Records contained in a dataset:
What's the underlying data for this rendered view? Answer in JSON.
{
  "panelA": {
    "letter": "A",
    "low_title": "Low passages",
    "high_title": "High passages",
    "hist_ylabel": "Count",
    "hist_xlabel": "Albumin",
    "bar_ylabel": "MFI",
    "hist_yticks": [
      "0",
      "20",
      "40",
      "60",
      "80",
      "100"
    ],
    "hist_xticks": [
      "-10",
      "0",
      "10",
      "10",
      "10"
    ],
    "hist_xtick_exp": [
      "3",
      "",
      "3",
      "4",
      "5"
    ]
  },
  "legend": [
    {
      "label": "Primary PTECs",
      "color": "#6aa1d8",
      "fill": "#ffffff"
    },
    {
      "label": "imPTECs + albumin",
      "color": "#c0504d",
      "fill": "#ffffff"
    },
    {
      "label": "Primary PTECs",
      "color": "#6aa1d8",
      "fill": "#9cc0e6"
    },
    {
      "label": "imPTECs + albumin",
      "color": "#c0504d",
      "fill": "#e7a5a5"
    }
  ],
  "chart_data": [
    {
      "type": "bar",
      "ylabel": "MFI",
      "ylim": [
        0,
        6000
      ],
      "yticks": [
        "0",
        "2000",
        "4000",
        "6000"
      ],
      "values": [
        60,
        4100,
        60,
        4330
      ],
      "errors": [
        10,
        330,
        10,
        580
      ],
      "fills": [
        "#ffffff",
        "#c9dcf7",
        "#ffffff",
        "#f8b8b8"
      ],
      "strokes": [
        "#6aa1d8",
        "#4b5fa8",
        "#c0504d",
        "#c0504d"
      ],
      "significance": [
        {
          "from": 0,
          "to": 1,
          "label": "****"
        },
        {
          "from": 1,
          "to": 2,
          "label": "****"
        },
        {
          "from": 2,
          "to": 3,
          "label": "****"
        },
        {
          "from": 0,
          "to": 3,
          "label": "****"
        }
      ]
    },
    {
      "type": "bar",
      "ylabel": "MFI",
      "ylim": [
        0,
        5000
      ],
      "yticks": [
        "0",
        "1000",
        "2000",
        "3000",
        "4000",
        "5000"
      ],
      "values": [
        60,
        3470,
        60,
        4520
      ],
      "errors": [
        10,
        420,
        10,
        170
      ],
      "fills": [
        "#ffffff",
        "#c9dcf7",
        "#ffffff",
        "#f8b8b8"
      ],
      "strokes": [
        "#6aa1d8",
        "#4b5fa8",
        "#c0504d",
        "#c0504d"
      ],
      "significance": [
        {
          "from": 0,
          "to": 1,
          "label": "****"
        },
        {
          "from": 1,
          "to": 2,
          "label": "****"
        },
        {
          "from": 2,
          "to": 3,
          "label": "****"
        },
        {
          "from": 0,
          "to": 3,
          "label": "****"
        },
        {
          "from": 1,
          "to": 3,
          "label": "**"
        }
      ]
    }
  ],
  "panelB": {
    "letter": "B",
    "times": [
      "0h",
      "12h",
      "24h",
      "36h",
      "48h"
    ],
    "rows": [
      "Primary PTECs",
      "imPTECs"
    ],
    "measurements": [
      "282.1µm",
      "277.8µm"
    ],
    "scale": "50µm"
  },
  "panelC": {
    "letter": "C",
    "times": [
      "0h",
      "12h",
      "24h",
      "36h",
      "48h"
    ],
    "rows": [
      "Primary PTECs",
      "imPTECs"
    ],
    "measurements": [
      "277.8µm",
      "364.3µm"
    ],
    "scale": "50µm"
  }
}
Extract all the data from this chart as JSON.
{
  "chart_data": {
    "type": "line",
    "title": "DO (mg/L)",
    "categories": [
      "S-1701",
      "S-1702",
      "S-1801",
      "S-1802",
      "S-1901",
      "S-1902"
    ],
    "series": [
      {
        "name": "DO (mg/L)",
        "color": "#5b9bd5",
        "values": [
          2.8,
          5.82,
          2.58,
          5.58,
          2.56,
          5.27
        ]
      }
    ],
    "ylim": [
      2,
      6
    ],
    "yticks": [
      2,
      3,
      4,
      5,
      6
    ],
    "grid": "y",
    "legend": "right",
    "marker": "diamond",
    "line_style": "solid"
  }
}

_Requirement_. Tally the lines of the material above that contain the word "this" and report the total alone.

_Task answer_. 2